Return every line of the records below verbatim, with no pictures in the copy.

(Data items)
>>>
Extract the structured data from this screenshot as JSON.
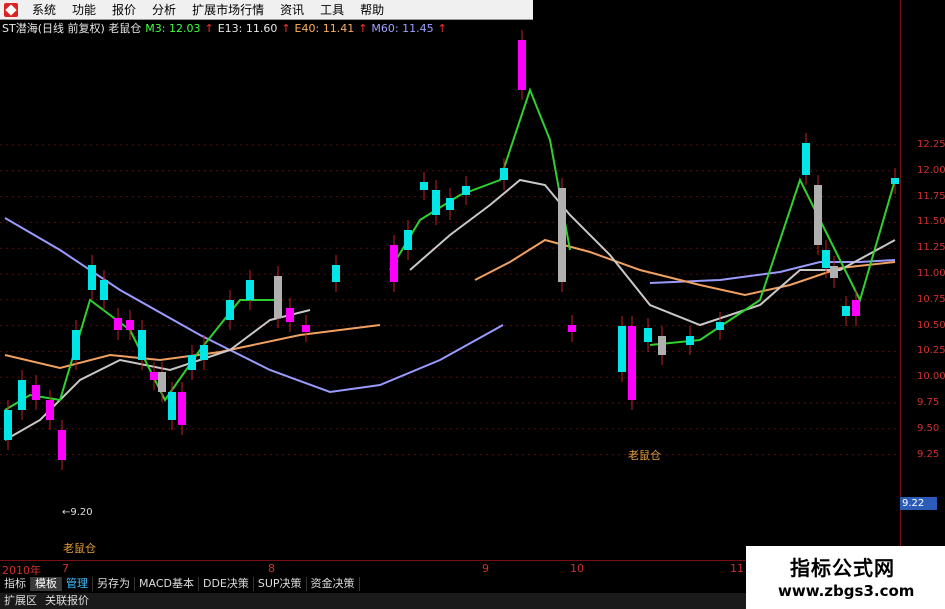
{
  "menu": [
    "系统",
    "功能",
    "报价",
    "分析",
    "扩展市场行情",
    "资讯",
    "工具",
    "帮助"
  ],
  "info": {
    "title": "ST潜海(日线 前复权) 老鼠仓",
    "ma": [
      {
        "label": "M3: 12.03",
        "color": "#40ff40"
      },
      {
        "label": "E13: 11.60",
        "color": "#e8e8e8"
      },
      {
        "label": "E40: 11.41",
        "color": "#ffb060"
      },
      {
        "label": "M60: 11.45",
        "color": "#a0a0ff"
      }
    ],
    "arrow_color": "#ff3030"
  },
  "yaxis": [
    "12.25",
    "12.00",
    "11.75",
    "11.50",
    "11.25",
    "11.00",
    "10.75",
    "10.50",
    "10.25",
    "10.00",
    "9.75",
    "9.50",
    "9.25"
  ],
  "current_price": "9.22",
  "low_marker": "9.20",
  "annotations": [
    "老鼠仓",
    "老鼠仓"
  ],
  "xaxis": [
    "2010年",
    "7",
    "8",
    "9",
    "10",
    "11"
  ],
  "tabs": [
    "指标",
    "模板",
    "管理",
    "另存为",
    "MACD基本",
    "DDE决策",
    "SUP决策",
    "资金决策"
  ],
  "bottom": [
    "扩展区",
    "关联报价"
  ],
  "watermark": {
    "title": "指标公式网",
    "url": "www.zbgs3.com"
  },
  "colors": {
    "up": "#00e5e5",
    "down": "#ff00ff",
    "flat": "#b0b0b0",
    "candle_outline": "#ff3030",
    "grid": "#5a0c0c"
  }
}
<<<
§ Full answer
Extract the structured data from this screenshot as JSON.
{
  "menu": [
    "系统",
    "功能",
    "报价",
    "分析",
    "扩展市场行情",
    "资讯",
    "工具",
    "帮助"
  ],
  "info": {
    "title": "ST潜海(日线 前复权) 老鼠仓",
    "ma": [
      {
        "label": "M3: 12.03",
        "color": "#40ff40"
      },
      {
        "label": "E13: 11.60",
        "color": "#e8e8e8"
      },
      {
        "label": "E40: 11.41",
        "color": "#ffb060"
      },
      {
        "label": "M60: 11.45",
        "color": "#a0a0ff"
      }
    ],
    "arrow_color": "#ff3030"
  },
  "yaxis": [
    "12.25",
    "12.00",
    "11.75",
    "11.50",
    "11.25",
    "11.00",
    "10.75",
    "10.50",
    "10.25",
    "10.00",
    "9.75",
    "9.50",
    "9.25"
  ],
  "current_price": "9.22",
  "low_marker": "9.20",
  "annotations": [
    "老鼠仓",
    "老鼠仓"
  ],
  "xaxis": [
    "2010年",
    "7",
    "8",
    "9",
    "10",
    "11"
  ],
  "tabs": [
    "指标",
    "模板",
    "管理",
    "另存为",
    "MACD基本",
    "DDE决策",
    "SUP决策",
    "资金决策"
  ],
  "bottom": [
    "扩展区",
    "关联报价"
  ],
  "watermark": {
    "title": "指标公式网",
    "url": "www.zbgs3.com"
  },
  "colors": {
    "up": "#00e5e5",
    "down": "#ff00ff",
    "flat": "#b0b0b0",
    "candle_outline": "#ff3030",
    "grid": "#5a0c0c"
  }
}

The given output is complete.